→ **THE PROBLEM**:
Repeat the records below exactly, leaving out any pictures.

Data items
------------------------------------------------

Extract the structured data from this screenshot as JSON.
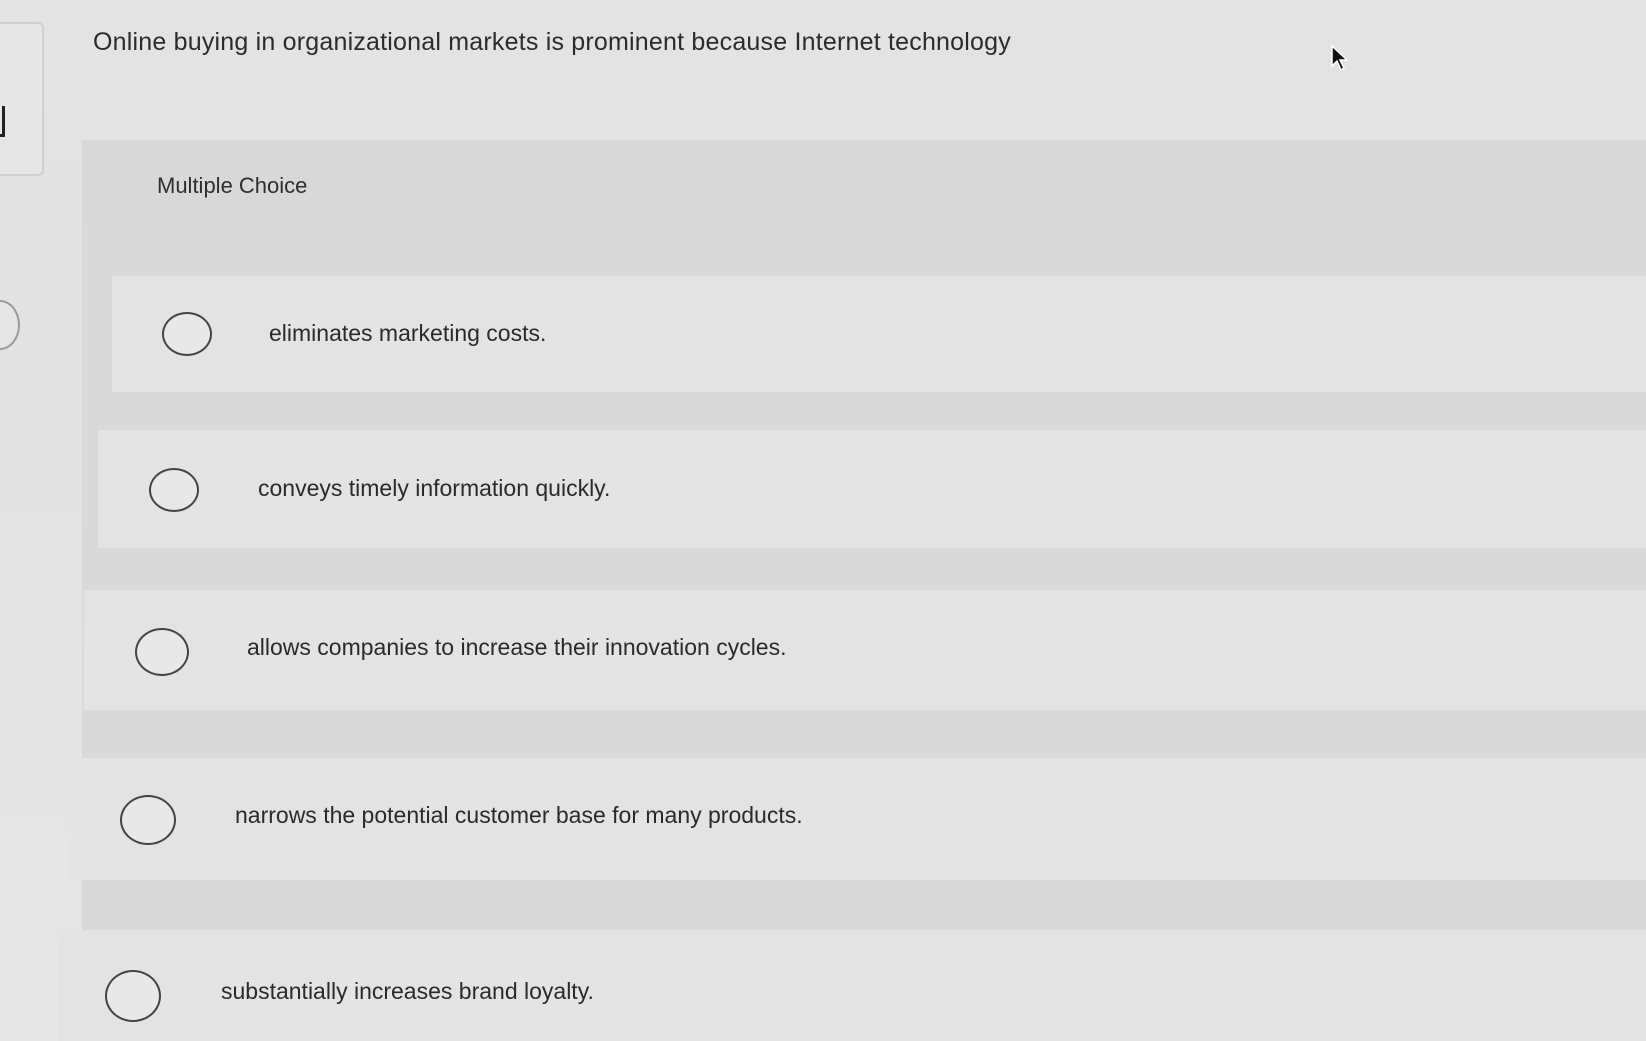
{
  "question": {
    "text": "Online buying in organizational markets is prominent because Internet technology"
  },
  "section": {
    "label": "Multiple Choice"
  },
  "options": [
    {
      "label": "eliminates marketing costs."
    },
    {
      "label": "conveys timely information quickly."
    },
    {
      "label": "allows companies to increase their innovation cycles."
    },
    {
      "label": "narrows the potential customer base for many products."
    },
    {
      "label": "substantially increases brand loyalty."
    }
  ],
  "icons": {
    "cursor": "mouse-pointer-icon",
    "radio": "radio-unselected-icon"
  },
  "colors": {
    "background": "#e2e2e2",
    "panel": "#d9d9d9",
    "option_row": "#e3e3e3",
    "text": "#2a2a2a"
  }
}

------------------------------------------------

→ **RESPONSE BELOW**:
Extract the structured data from this screenshot as JSON.
{
  "question": {
    "text": "Online buying in organizational markets is prominent because Internet technology"
  },
  "section": {
    "label": "Multiple Choice"
  },
  "options": [
    {
      "label": "eliminates marketing costs."
    },
    {
      "label": "conveys timely information quickly."
    },
    {
      "label": "allows companies to increase their innovation cycles."
    },
    {
      "label": "narrows the potential customer base for many products."
    },
    {
      "label": "substantially increases brand loyalty."
    }
  ],
  "icons": {
    "cursor": "mouse-pointer-icon",
    "radio": "radio-unselected-icon"
  },
  "colors": {
    "background": "#e2e2e2",
    "panel": "#d9d9d9",
    "option_row": "#e3e3e3",
    "text": "#2a2a2a"
  }
}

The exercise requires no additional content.